• Short task: Search the listing for "local" and copy every line where it appears.

• The records:
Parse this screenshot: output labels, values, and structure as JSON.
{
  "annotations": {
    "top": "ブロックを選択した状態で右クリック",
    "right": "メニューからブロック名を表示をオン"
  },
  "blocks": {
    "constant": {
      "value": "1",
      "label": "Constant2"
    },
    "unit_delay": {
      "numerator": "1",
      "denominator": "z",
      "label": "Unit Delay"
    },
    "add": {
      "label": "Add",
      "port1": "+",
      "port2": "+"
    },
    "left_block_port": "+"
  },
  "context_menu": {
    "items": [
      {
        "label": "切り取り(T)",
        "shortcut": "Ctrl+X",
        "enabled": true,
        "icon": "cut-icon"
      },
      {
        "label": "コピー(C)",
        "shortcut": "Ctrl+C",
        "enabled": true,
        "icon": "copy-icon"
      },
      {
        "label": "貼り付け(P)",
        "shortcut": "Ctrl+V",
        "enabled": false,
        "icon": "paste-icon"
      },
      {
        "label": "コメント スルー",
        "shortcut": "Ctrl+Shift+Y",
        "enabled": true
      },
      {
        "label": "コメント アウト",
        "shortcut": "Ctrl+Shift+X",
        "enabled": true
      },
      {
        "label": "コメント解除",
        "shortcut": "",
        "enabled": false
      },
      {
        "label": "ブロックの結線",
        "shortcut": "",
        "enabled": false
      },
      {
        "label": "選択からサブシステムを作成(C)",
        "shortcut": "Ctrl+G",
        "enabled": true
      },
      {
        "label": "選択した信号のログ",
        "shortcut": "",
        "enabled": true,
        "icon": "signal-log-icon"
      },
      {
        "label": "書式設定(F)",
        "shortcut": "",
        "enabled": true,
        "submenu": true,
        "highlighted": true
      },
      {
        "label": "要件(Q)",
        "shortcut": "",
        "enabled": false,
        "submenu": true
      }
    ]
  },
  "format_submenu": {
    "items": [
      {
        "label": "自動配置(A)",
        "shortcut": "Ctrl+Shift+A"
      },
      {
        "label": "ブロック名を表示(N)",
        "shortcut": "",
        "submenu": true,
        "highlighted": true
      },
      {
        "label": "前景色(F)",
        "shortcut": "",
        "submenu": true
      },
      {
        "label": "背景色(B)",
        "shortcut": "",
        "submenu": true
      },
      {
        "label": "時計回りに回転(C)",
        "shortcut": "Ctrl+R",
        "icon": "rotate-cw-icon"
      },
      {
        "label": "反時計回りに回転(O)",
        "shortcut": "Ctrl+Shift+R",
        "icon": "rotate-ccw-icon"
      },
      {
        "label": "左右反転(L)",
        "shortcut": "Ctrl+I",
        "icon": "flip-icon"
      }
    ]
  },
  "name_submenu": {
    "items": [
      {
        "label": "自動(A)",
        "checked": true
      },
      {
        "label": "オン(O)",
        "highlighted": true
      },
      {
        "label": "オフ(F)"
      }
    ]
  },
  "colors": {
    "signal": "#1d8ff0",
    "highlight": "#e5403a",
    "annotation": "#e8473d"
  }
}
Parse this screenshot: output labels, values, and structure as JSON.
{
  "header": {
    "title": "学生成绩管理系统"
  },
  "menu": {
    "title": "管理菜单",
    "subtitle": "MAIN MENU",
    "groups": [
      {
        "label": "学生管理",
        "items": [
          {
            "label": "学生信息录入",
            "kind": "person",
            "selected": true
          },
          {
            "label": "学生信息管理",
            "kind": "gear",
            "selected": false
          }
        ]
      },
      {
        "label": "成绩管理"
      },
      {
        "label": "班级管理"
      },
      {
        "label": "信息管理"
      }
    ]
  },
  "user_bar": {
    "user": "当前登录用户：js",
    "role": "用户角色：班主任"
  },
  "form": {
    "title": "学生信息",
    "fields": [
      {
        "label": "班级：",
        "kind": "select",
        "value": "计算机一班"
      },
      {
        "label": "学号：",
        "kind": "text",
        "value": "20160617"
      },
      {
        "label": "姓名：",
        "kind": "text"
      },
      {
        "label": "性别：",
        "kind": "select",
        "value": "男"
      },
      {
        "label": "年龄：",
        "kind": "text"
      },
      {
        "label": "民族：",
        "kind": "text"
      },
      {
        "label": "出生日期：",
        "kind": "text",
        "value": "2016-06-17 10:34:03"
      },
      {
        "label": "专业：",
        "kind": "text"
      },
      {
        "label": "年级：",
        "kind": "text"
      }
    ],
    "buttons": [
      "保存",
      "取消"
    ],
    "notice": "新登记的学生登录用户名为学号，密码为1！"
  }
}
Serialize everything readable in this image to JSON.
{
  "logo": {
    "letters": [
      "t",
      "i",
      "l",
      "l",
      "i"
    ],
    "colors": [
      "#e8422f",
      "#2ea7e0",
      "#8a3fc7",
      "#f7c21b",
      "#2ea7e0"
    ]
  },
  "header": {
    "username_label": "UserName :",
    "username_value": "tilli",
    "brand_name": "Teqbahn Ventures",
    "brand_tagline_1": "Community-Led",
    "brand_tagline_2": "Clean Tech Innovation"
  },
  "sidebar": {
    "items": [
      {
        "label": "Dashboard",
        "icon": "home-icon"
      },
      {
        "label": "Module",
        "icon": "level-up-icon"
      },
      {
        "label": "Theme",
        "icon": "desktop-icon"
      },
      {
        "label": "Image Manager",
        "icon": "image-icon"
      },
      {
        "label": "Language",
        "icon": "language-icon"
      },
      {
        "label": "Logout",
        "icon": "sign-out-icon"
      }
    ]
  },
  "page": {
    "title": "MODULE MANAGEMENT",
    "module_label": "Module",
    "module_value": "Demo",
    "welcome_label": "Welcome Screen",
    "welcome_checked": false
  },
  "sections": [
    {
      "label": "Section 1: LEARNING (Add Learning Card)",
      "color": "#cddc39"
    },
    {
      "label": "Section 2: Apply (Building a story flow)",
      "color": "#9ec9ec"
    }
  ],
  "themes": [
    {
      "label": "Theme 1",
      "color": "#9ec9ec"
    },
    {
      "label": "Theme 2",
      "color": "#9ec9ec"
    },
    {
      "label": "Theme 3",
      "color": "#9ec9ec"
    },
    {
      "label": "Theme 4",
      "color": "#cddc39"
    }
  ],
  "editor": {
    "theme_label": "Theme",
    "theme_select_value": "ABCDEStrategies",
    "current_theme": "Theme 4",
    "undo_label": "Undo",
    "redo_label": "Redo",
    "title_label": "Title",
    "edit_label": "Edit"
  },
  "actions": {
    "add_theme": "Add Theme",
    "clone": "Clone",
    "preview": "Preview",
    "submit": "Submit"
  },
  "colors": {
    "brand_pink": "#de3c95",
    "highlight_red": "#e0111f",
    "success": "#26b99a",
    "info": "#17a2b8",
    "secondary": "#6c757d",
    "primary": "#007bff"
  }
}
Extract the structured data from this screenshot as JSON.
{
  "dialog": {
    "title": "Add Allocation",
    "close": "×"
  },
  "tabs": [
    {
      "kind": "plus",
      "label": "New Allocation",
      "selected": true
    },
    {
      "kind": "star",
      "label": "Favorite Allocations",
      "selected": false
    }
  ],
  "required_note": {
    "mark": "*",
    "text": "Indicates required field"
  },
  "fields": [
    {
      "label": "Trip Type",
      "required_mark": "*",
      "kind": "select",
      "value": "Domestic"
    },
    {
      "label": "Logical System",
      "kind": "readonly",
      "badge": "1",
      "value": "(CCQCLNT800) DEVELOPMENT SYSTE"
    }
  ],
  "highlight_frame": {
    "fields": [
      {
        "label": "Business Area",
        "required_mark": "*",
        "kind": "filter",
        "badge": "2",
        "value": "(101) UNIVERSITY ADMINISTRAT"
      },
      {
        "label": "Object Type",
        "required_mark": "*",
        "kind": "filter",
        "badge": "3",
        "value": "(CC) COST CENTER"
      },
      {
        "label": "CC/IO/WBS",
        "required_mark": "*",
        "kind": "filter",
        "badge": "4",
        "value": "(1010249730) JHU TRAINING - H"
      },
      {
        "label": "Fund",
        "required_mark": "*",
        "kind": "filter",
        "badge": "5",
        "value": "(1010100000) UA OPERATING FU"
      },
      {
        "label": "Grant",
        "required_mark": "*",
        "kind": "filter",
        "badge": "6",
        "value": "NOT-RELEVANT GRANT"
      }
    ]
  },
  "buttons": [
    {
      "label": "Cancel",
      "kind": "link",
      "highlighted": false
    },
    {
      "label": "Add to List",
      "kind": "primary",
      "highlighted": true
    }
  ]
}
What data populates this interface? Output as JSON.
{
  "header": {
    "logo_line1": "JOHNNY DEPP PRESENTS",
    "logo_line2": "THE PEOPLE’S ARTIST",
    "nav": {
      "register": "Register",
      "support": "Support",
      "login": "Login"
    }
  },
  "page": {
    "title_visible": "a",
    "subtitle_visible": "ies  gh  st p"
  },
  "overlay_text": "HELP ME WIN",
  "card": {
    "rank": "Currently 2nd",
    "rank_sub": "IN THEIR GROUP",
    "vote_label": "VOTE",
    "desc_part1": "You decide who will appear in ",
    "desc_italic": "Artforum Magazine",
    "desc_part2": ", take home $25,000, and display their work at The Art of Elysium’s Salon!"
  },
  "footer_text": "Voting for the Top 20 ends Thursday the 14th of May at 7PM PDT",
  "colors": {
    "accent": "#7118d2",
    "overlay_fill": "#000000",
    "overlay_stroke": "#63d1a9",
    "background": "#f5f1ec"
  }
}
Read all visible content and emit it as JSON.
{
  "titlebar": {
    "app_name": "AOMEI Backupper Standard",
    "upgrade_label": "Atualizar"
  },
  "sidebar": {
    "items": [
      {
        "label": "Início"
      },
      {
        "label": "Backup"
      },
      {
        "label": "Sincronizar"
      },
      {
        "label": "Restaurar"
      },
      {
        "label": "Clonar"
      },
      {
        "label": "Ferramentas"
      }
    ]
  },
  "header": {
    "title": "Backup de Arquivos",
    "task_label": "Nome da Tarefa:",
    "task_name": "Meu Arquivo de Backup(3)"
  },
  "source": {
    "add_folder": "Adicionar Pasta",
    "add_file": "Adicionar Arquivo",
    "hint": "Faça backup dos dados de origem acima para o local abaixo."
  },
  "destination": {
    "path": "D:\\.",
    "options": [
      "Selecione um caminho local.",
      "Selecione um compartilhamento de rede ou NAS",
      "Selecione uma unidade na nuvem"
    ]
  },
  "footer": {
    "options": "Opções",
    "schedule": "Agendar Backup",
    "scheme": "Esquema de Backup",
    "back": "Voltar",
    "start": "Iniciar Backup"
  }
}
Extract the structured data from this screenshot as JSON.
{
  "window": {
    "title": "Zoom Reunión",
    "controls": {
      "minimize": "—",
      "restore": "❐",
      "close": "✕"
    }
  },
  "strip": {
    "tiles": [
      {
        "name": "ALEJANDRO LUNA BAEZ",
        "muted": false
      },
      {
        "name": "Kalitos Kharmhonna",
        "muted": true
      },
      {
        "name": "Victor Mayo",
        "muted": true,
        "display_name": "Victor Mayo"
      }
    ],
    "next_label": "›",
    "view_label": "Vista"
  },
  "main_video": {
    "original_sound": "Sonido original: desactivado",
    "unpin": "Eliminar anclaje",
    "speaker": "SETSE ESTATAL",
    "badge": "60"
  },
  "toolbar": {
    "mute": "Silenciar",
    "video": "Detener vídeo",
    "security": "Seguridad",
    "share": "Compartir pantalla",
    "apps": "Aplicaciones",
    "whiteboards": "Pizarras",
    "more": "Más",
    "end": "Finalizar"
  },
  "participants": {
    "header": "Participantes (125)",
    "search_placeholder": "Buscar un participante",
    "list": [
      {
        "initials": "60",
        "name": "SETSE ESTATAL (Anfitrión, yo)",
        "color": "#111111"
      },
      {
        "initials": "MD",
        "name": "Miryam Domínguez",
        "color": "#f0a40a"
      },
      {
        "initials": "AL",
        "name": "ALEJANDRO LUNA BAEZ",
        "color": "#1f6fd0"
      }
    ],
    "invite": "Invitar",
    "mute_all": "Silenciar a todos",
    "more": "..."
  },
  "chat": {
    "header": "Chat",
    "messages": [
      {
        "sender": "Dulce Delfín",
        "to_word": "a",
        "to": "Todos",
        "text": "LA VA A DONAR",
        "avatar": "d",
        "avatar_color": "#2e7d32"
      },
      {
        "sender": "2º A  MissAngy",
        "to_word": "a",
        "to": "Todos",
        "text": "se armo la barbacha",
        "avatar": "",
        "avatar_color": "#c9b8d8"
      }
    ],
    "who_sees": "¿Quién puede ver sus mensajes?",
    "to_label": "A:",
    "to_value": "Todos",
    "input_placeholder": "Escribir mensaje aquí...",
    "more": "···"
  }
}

• Solved problem:
    "hint": "Faça backup dos dados de origem acima para o local abaixo."
      "Selecione um caminho local.",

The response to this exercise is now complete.